— TASK BRIEF —
Lines containing the word "如图所示" are to be located and copied.

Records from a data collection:
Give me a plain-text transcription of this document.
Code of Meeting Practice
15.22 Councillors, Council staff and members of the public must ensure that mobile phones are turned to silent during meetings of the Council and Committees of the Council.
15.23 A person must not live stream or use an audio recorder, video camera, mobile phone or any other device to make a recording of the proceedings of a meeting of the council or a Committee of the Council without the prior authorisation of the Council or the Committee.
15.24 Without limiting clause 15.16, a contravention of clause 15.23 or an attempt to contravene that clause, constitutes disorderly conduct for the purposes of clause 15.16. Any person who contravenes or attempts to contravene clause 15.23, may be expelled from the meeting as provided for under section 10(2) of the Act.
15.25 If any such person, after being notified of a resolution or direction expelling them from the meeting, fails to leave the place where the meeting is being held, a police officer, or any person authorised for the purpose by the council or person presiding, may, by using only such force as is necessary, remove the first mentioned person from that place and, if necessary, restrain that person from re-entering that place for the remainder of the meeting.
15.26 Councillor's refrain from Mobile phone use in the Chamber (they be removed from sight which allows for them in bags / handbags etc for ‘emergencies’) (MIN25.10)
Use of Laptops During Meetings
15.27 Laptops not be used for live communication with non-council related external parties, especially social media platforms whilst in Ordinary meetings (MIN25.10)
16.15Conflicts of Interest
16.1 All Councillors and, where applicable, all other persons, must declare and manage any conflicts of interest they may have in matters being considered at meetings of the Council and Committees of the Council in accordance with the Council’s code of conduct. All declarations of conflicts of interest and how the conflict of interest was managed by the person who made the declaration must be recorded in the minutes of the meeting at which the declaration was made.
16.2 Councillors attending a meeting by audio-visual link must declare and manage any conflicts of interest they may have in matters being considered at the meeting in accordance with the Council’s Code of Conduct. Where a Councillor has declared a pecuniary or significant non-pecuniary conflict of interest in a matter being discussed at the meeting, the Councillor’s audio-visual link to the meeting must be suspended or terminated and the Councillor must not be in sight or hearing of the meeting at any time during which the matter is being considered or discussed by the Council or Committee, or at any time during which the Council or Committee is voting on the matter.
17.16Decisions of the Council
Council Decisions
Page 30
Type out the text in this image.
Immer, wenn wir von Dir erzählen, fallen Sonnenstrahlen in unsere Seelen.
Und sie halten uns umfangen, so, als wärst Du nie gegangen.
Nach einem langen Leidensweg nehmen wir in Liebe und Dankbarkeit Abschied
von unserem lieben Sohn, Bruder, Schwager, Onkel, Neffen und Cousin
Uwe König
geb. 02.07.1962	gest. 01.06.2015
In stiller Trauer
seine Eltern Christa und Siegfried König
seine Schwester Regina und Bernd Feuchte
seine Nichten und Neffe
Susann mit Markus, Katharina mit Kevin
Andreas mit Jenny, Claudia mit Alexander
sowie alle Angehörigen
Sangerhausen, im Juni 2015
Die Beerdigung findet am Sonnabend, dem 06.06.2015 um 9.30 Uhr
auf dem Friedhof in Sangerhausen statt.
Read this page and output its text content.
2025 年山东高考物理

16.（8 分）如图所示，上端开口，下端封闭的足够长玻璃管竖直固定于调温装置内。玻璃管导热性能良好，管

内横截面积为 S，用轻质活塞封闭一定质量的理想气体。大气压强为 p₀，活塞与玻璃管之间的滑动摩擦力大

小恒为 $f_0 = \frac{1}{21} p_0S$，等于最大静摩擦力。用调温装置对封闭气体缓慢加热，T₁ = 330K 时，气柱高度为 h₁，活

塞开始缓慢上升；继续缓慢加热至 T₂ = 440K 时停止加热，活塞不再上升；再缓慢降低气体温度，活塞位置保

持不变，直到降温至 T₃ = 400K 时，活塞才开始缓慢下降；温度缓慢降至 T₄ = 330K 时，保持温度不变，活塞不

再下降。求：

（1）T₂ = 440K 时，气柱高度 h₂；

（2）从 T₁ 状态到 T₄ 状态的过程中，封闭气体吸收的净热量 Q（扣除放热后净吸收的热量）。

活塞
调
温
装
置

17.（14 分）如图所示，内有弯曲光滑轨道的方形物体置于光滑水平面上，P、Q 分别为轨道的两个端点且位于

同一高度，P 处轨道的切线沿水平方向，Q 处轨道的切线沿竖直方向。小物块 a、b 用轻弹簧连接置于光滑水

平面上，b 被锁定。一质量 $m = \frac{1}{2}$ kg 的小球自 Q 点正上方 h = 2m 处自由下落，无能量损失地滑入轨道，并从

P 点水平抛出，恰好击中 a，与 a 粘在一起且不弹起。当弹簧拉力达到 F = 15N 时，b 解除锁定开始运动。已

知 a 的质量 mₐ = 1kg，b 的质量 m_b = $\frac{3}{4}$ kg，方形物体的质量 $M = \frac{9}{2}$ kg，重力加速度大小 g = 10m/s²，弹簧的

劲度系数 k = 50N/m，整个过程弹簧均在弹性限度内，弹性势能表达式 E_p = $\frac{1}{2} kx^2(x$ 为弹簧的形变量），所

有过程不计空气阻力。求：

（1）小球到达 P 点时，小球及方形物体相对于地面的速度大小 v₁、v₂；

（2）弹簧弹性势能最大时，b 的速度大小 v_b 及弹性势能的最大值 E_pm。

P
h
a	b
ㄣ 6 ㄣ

— EXPECTED OUTPUT —
16.（8 分）如图所示，上端开口，下端封闭的足够长玻璃管竖直固定于调温装置内。玻璃管导热性能良好，管
17.（14 分）如图所示，内有弯曲光滑轨道的方形物体置于光滑水平面上，P、Q 分别为轨道的两个端点且位于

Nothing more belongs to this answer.